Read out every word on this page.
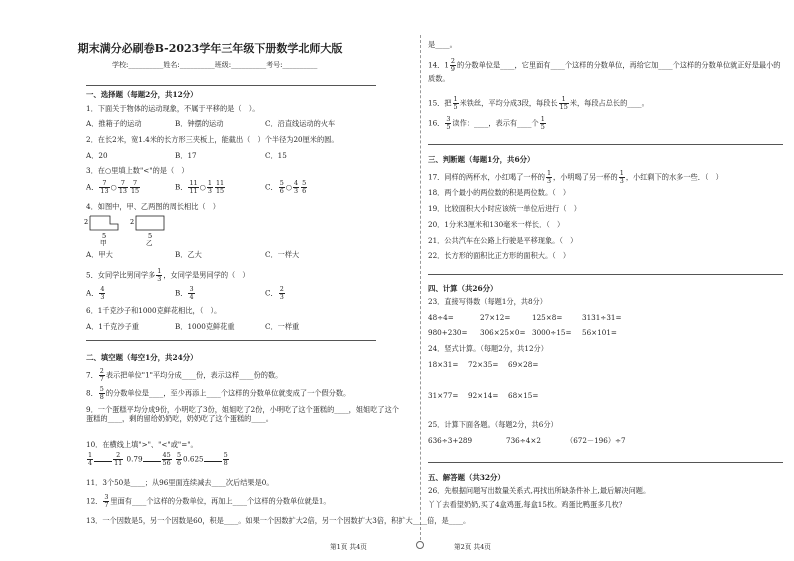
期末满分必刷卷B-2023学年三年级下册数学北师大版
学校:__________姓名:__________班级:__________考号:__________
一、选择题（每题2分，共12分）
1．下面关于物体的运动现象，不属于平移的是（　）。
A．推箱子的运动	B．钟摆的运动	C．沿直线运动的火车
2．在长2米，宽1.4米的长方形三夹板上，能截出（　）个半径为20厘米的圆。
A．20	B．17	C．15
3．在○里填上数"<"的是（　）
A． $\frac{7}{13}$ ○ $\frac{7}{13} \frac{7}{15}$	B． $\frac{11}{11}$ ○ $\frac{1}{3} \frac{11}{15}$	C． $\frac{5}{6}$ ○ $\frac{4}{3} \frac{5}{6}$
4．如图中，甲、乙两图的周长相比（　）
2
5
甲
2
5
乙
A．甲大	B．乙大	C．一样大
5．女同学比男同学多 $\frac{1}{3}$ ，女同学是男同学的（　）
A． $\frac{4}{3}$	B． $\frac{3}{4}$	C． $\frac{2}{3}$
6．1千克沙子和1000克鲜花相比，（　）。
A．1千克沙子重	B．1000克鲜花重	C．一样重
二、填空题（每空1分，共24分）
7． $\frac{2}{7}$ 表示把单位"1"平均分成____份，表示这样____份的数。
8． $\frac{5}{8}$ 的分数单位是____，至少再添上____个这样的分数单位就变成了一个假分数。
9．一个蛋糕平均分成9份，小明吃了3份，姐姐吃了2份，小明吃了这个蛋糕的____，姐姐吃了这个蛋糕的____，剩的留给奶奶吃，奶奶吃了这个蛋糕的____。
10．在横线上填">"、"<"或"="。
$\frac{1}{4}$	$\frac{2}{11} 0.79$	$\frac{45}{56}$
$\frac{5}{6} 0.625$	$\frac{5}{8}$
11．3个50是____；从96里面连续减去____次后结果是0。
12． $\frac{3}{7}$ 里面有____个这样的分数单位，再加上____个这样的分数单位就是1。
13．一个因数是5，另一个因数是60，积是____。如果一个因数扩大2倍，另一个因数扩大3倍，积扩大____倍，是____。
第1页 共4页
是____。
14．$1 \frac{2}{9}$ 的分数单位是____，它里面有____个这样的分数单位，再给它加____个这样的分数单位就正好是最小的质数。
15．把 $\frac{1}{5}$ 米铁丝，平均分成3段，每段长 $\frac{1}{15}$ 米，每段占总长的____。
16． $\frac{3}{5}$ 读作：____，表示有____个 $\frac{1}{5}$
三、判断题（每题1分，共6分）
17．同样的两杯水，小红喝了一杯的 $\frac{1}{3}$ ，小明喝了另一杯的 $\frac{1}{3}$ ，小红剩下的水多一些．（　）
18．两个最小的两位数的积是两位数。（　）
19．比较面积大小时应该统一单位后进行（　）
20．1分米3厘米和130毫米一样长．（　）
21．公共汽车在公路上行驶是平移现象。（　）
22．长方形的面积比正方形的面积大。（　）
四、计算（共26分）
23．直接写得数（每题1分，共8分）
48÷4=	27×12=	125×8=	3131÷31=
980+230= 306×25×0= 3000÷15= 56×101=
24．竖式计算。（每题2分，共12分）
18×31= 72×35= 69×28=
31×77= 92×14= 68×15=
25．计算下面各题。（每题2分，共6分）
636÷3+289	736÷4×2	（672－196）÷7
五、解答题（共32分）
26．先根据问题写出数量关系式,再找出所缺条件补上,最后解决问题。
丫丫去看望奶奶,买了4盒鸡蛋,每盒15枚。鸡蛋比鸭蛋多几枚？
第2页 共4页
******
(Written exercise):
Make an exact copy of the records above, with the pictures left out.

(Reply):
Read out every word on this page.
期末满分必刷卷B-2023学年三年级下册数学北师大版
学校:__________姓名:__________班级:__________考号:__________
一、选择题（每题2分，共12分）
1．下面关于物体的运动现象，不属于平移的是（　）。
A．推箱子的运动	B．钟摆的运动	C．沿直线运动的火车
2．在长2米，宽1.4米的长方形三夹板上，能截出（　）个半径为20厘米的圆。
A．20	B．17	C．15
3．在○里填上数"<"的是（　）
A． $\frac{7}{13}$ ○ $\frac{7}{13} \frac{7}{15}$	B． $\frac{11}{11}$ ○ $\frac{1}{3} \frac{11}{15}$	C． $\frac{5}{6}$ ○ $\frac{4}{3} \frac{5}{6}$
4．如图中，甲、乙两图的周长相比（　）
2
5
甲
2
5
乙
A．甲大	B．乙大	C．一样大
5．女同学比男同学多 $\frac{1}{3}$ ，女同学是男同学的（　）
A． $\frac{4}{3}$	B． $\frac{3}{4}$	C． $\frac{2}{3}$
6．1千克沙子和1000克鲜花相比，（　）。
A．1千克沙子重	B．1000克鲜花重	C．一样重
二、填空题（每空1分，共24分）
7． $\frac{2}{7}$ 表示把单位"1"平均分成____份，表示这样____份的数。
8． $\frac{5}{8}$ 的分数单位是____，至少再添上____个这样的分数单位就变成了一个假分数。
9．一个蛋糕平均分成9份，小明吃了3份，姐姐吃了2份，小明吃了这个蛋糕的____，姐姐吃了这个蛋糕的____，剩的留给奶奶吃，奶奶吃了这个蛋糕的____。
10．在横线上填">"、"<"或"="。
$\frac{1}{4}$	$\frac{2}{11} 0.79$	$\frac{45}{56}$
$\frac{5}{6} 0.625$	$\frac{5}{8}$
11．3个50是____；从96里面连续减去____次后结果是0。
12． $\frac{3}{7}$ 里面有____个这样的分数单位，再加上____个这样的分数单位就是1。
13．一个因数是5，另一个因数是60，积是____。如果一个因数扩大2倍，另一个因数扩大3倍，积扩大____倍，是____。
第1页 共4页
是____。
14．$1 \frac{2}{9}$ 的分数单位是____，它里面有____个这样的分数单位，再给它加____个这样的分数单位就正好是最小的质数。
15．把 $\frac{1}{5}$ 米铁丝，平均分成3段，每段长 $\frac{1}{15}$ 米，每段占总长的____。
16． $\frac{3}{5}$ 读作：____，表示有____个 $\frac{1}{5}$
三、判断题（每题1分，共6分）
17．同样的两杯水，小红喝了一杯的 $\frac{1}{3}$ ，小明喝了另一杯的 $\frac{1}{3}$ ，小红剩下的水多一些．（　）
18．两个最小的两位数的积是两位数。（　）
19．比较面积大小时应该统一单位后进行（　）
20．1分米3厘米和130毫米一样长．（　）
21．公共汽车在公路上行驶是平移现象。（　）
22．长方形的面积比正方形的面积大。（　）
四、计算（共26分）
23．直接写得数（每题1分，共8分）
48÷4=	27×12=	125×8=	3131÷31=
980+230= 306×25×0= 3000÷15= 56×101=
24．竖式计算。（每题2分，共12分）
18×31= 72×35= 69×28=
31×77= 92×14= 68×15=
25．计算下面各题。（每题2分，共6分）
636÷3+289	736÷4×2	（672－196）÷7
五、解答题（共32分）
26．先根据问题写出数量关系式,再找出所缺条件补上,最后解决问题。
丫丫去看望奶奶,买了4盒鸡蛋,每盒15枚。鸡蛋比鸭蛋多几枚？
第2页 共4页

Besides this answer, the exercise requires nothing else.